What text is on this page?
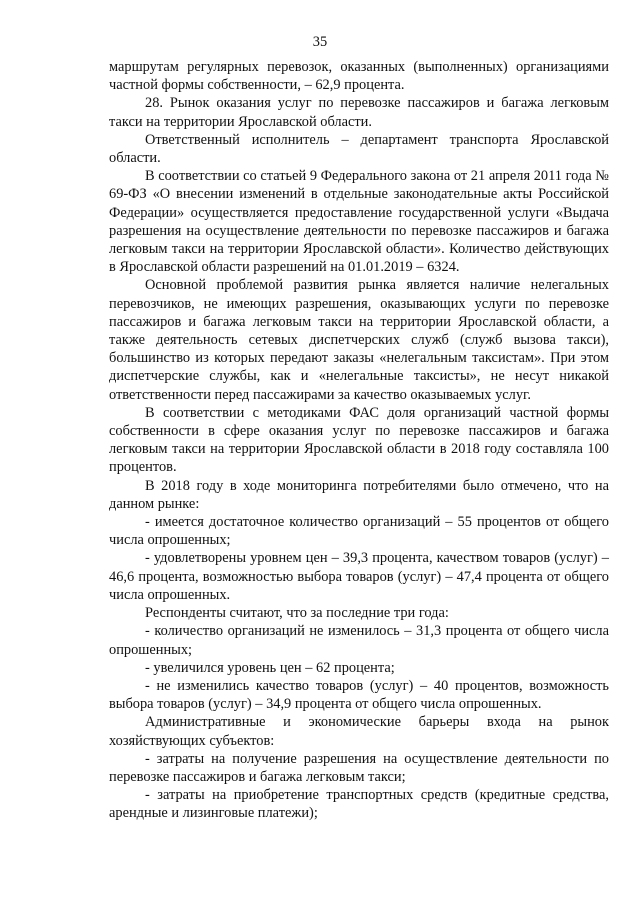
35

маршрутам регулярных перевозок, оказанных (выполненных) организациями частной формы собственности, – 62,9 процента.

28. Рынок оказания услуг по перевозке пассажиров и багажа легковым такси на территории Ярославской области.

Ответственный исполнитель – департамент транспорта Ярославской области.

В соответствии со статьей 9 Федерального закона от 21 апреля 2011 года № 69-ФЗ «О внесении изменений в отдельные законодательные акты Российской Федерации» осуществляется предоставление государственной услуги «Выдача разрешения на осуществление деятельности по перевозке пассажиров и багажа легковым такси на территории Ярославской области». Количество действующих в Ярославской области разрешений на 01.01.2019 – 6324.

Основной проблемой развития рынка является наличие нелегальных перевозчиков, не имеющих разрешения, оказывающих услуги по перевозке пассажиров и багажа легковым такси на территории Ярославской области, а также деятельность сетевых диспетчерских служб (служб вызова такси), большинство из которых передают заказы «нелегальным таксистам». При этом диспетчерские службы, как и «нелегальные таксисты», не несут никакой ответственности перед пассажирами за качество оказываемых услуг.

В соответствии с методиками ФАС доля организаций частной формы собственности в сфере оказания услуг по перевозке пассажиров и багажа легковым такси на территории Ярославской области в 2018 году составляла 100 процентов.

В 2018 году в ходе мониторинга потребителями было отмечено, что на данном рынке:

- имеется достаточное количество организаций – 55 процентов от общего числа опрошенных;

- удовлетворены уровнем цен – 39,3 процента, качеством товаров (услуг) – 46,6 процента, возможностью выбора товаров (услуг) – 47,4 процента от общего числа опрошенных.

Респонденты считают, что за последние три года:

- количество организаций не изменилось – 31,3 процента от общего числа опрошенных;

- увеличился уровень цен – 62 процента;

- не изменились качество товаров (услуг) – 40 процентов, возможность выбора товаров (услуг) – 34,9 процента от общего числа опрошенных.

Административные и экономические барьеры входа на рынок хозяйствующих субъектов:

- затраты на получение разрешения на осуществление деятельности по перевозке пассажиров и багажа легковым такси;

- затраты на приобретение транспортных средств (кредитные средства, арендные и лизинговые платежи);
·····
_What you have to do_
Wherever the word "организаций" occurs in a line of the listing, copy that line.

_Output of the task_
В соответствии с методиками ФАС доля организаций частной формы собственности в сфере оказания услуг по перевозке пассажиров и багажа легковым такси на территории Ярославской области в 2018 году составляла 100 процентов.
- имеется достаточное количество организаций – 55 процентов от общего числа опрошенных;
- количество организаций не изменилось – 31,3 процента от общего числа опрошенных;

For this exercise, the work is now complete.